===== EXCERPTED DATA

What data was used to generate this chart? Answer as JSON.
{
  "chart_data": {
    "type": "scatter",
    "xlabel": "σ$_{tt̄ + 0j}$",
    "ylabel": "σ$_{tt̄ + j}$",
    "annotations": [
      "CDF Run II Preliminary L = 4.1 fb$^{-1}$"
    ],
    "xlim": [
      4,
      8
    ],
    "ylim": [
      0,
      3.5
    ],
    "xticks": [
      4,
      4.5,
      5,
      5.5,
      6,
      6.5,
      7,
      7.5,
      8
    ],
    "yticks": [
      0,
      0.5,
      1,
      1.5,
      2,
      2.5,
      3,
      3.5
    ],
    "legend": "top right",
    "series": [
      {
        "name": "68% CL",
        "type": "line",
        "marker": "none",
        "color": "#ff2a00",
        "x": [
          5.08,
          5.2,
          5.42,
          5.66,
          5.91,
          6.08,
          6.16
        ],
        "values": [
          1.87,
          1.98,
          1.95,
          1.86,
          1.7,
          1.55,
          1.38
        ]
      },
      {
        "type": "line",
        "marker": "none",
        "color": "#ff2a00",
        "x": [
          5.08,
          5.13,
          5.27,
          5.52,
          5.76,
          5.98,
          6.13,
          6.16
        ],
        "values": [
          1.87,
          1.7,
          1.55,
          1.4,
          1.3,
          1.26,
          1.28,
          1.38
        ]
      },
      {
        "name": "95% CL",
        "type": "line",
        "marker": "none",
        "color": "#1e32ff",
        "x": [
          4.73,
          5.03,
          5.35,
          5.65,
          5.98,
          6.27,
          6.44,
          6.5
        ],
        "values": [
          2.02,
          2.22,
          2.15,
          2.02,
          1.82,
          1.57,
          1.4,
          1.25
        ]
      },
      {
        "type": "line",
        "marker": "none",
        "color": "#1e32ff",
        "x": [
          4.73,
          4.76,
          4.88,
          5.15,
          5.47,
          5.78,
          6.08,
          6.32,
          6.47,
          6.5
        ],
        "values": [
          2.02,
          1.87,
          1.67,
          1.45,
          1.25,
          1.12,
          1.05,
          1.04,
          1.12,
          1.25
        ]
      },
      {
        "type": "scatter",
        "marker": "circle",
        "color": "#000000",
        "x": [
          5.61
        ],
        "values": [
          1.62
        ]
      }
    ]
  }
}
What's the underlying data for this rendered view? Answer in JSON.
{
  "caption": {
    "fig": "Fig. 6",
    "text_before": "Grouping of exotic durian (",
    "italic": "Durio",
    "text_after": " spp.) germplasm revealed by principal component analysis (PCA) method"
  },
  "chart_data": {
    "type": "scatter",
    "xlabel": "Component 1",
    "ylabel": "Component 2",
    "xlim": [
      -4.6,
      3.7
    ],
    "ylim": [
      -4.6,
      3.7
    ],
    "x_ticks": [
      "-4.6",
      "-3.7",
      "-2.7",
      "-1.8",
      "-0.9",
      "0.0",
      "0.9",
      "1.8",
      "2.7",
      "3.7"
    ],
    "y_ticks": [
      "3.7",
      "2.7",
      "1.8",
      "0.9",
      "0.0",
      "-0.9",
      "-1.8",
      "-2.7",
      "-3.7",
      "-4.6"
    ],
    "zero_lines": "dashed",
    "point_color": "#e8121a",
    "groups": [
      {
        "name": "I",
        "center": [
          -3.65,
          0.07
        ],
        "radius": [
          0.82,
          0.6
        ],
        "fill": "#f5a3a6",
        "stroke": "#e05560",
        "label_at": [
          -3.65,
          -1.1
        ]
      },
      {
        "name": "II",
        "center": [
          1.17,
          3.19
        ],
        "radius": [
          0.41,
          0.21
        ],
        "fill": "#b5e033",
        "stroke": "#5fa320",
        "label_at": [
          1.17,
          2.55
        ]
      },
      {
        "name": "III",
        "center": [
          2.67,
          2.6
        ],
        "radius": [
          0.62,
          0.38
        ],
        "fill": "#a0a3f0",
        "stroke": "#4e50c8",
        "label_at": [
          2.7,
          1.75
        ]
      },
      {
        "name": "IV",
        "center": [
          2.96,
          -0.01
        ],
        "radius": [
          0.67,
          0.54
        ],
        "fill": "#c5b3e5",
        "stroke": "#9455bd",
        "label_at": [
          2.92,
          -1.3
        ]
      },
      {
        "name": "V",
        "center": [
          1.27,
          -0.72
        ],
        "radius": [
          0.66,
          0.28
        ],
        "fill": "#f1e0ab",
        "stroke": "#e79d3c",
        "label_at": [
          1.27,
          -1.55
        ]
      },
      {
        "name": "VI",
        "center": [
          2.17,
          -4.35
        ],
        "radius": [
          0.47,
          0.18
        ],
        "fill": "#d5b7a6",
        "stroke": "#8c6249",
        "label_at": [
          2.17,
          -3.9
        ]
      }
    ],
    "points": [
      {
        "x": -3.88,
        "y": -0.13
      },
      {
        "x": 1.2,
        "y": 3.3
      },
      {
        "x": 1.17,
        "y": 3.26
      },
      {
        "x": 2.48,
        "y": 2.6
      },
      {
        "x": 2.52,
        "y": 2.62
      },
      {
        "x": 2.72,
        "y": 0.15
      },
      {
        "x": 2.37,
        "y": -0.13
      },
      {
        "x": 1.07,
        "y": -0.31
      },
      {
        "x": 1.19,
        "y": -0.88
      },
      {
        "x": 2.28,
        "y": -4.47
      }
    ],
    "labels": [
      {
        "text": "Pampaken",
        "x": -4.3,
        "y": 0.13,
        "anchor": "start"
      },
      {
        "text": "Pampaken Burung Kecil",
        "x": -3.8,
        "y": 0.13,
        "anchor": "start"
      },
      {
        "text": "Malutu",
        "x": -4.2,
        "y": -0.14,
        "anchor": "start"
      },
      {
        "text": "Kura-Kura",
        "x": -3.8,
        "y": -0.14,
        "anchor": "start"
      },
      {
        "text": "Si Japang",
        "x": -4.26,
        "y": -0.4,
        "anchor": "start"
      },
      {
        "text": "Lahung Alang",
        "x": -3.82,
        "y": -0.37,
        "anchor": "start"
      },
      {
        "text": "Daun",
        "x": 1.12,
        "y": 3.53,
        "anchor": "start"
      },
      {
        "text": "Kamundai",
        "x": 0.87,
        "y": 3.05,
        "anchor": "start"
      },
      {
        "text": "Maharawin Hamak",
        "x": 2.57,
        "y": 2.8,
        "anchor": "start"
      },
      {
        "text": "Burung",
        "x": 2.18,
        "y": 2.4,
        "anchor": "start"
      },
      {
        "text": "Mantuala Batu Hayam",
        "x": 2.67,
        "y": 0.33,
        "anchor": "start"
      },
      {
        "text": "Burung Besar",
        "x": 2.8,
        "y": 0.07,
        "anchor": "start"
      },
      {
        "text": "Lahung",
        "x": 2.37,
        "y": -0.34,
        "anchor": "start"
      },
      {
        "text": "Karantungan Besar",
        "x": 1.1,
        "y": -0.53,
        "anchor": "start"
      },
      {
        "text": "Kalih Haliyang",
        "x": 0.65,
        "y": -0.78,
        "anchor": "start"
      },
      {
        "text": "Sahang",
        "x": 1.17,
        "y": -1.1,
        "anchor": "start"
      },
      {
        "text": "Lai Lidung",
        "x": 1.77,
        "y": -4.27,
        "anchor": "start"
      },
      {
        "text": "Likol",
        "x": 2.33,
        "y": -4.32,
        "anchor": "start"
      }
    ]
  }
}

==========

TASK DETAILS: Which lines contain the word "name"? Copy each of them.

THE RESULT:
        "name": "68% CL",
        "name": "95% CL",
        "name": "I",
        "name": "II",
        "name": "III",
        "name": "IV",
        "name": "V",
        "name": "VI",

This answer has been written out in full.